## Brano scelto
Ciò posto, la motivazione del Tribunale di La Spezia è pressoché integralmente coincidente con quella della Corte d’appello di Genova, con la sola esclusione del parametro costituito dall’art. 111 Cost. e con la precisazione che i dubbi di legittimità costituzionale non attengono tanto alla soppressione delle gestioni liquidatorie di cui all’art. 1 della legge regionale impugnata, quanto piuttosto a tale soppressione unita all’attribuzione alle aziende sanitarie della legittimazione passiva per i rapporti facenti capo alle soppresse USL.

3.— In tre dei quattro giudizi di cui sopra si è costituita la Regione Liguria, con memorie difensive identiche, chiedendo il rigetto delle prospettate questioni perché i giudici a quibus avrebbero posto a fondamento delle loro censure un’inesatta o comunque parziale lettura delle norme regionali impugnate le quali risulterebbero, invece, in perfetta coerenza col quadro normativo globale.

Anche la Regione compie una breve premessa normativa per ricapitolare le principali tappe della vicenda, ricordando di avere a suo tempo provveduto – tramite le leggi regionali 8 febbraio 1995, n. 10, e 15 novembre 1995, n. 53 – ad istituire le apposite gestioni stralcio delle soppresse USL, ottenendo il risultato di chiudere, tramite gli atti stipulati dai commissari liquidatori, la quasi totalità delle pendenze debitorie in questione. Tale corretta gestione della situazione ha consentito poi di emanare la legge regionale n. 26 del 2000, peraltro nel rispetto del dettato dell’art. 6 della legge n. 724 del 1994.

## Dati forniti
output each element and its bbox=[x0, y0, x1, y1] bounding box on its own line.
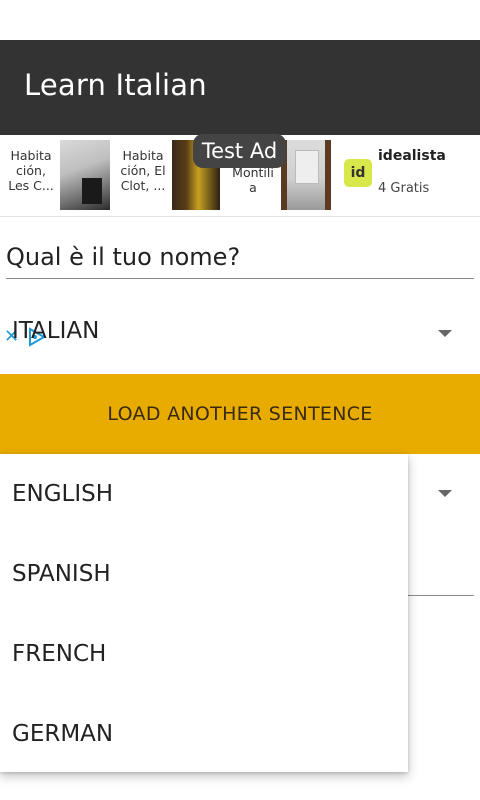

## Obiettivi
A - Nel brano sulle gestioni liquidatorie delle USL, per quale motivo la Regione Liguria chiede il rigetto delle questioni? Rispondi in una o due frasi.
B - Riprendi il brano sulle gestioni liquidatorie delle USL a partire dal punto in cui si interrompe.
Le righe non hanno alcun legame con il brano sulle gestioni liquidatorie delle USL.

## Elenco risposte
A - La Regione Liguria chiede il rigetto perché i giudici a quibus avrebbero fondato le loro censure su una lettura inesatta o comunque parziale delle norme regionali impugnate. Secondo la Regione, queste norme sarebbero invece perfettamente coerenti con il quadro normativo globale.

B -
Ciò posto, la Regione Liguria richiama i risultati economici raggiunti con l’attività di liquidazione svolta, evidenziando che la legge regionale in oggetto ha il pregio di aver chiuso tale fase, da ritenere a tutti gli effetti come “patologica”, e ricordando che questa Corte, con la menzionata sentenza n. 89 del 2000, ha dichiarato non fondata una questione riguardante norme della Regione Basilicata del tutto simili a quelle attualmente censurate. L’analisi complessiva della legge regionale n. 26 del 2000 dimostra, infatti, che agli oneri finanziari si provvede mediante lo stanziamento di somme disponibili (art. 3) e che la Regione mantiene comunque il controllo delle modalità di impiego di tali risorse da parte delle aziende sanitarie e degli altri enti subentranti (art. 4), essendo previsto a carico dei direttori generali l’obbligo di trasmissione semestrale del rendiconto. Da tanto consegue, secondo la parte pubblica, che i residui debiti delle disciolte USL hanno ricevuto una regolamentazione tale da porre le neoistituite aziende USL «al riparo dal rischio di una qualsivoglia confusione di tali pendenze pregresse con gli eventuali oneri debitori delle gestioni successive, nonché dal rischio di dover fare fronte alle pendenze stesse con fondi propri».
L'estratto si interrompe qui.